_Work to complete_.
Gather all lines in the records below that include the word "wireframe".
------------------------
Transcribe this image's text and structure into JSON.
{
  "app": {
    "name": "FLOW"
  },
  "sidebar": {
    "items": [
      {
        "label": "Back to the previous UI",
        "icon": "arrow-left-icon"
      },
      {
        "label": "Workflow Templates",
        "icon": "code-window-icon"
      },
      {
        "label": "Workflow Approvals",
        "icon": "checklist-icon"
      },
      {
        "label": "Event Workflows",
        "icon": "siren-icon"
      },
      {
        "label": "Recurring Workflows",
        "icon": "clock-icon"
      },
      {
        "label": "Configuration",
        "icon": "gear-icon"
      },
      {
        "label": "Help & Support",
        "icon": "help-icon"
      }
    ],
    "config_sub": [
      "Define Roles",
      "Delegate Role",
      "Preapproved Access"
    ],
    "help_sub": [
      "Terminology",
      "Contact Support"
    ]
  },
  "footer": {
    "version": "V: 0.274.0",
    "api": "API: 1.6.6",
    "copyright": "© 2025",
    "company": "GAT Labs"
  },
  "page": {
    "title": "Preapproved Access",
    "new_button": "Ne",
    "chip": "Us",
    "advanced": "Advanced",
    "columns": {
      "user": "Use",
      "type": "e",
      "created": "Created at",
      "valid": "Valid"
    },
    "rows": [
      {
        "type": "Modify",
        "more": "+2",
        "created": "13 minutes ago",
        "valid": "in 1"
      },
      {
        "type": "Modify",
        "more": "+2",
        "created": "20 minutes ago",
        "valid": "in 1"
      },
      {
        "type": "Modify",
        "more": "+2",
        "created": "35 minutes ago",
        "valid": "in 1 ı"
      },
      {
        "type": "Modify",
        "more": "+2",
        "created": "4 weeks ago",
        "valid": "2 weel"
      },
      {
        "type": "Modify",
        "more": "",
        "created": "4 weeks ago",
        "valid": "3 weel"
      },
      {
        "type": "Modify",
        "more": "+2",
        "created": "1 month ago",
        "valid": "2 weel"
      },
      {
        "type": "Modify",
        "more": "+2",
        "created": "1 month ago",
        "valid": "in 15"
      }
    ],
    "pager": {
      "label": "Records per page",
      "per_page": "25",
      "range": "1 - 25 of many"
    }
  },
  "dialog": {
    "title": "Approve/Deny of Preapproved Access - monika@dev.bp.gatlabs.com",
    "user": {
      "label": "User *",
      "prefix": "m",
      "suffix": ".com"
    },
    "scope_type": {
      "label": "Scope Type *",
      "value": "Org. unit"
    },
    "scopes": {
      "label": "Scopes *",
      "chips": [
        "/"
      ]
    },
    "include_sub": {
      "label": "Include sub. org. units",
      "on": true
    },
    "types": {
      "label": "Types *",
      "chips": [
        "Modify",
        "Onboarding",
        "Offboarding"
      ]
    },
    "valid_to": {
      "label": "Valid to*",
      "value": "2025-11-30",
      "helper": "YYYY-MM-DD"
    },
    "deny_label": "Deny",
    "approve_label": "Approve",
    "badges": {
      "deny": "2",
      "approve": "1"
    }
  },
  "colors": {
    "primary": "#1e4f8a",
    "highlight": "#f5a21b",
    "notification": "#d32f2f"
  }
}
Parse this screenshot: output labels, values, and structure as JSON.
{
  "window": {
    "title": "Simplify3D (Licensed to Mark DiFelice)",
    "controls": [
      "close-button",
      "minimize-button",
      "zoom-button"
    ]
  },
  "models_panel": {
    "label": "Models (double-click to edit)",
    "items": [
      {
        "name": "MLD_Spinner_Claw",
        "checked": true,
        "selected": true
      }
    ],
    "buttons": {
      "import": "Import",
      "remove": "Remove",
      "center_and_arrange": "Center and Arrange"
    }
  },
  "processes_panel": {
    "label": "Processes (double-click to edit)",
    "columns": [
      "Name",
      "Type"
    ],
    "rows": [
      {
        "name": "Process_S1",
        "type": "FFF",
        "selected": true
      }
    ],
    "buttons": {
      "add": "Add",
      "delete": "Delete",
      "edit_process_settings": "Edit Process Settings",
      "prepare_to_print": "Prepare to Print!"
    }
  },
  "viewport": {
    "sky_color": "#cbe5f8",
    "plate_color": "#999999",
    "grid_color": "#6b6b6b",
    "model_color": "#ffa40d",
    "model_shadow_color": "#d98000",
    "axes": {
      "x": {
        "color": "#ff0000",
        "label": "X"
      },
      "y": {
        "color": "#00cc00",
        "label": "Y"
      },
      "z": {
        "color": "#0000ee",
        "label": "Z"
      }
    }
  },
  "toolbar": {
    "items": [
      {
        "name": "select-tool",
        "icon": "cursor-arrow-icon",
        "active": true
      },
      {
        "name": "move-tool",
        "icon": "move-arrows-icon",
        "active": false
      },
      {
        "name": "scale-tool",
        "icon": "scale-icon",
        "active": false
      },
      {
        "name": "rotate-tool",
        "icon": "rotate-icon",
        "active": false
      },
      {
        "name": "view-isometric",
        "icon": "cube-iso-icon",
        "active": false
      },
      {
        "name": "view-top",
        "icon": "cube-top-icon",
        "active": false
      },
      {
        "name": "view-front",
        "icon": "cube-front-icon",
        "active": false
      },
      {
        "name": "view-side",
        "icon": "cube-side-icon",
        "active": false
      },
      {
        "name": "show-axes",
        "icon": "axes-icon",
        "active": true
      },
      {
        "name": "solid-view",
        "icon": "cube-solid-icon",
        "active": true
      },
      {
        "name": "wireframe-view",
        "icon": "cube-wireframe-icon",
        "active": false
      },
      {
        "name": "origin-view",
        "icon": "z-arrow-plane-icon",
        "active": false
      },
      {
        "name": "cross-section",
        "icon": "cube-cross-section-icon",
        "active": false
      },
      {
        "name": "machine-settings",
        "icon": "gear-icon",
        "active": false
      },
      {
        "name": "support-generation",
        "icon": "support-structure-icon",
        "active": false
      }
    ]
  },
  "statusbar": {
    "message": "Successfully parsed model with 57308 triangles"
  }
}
------------------------
_Answer to this exercise_.
        "name": "wireframe-view",
        "icon": "cube-wireframe-icon",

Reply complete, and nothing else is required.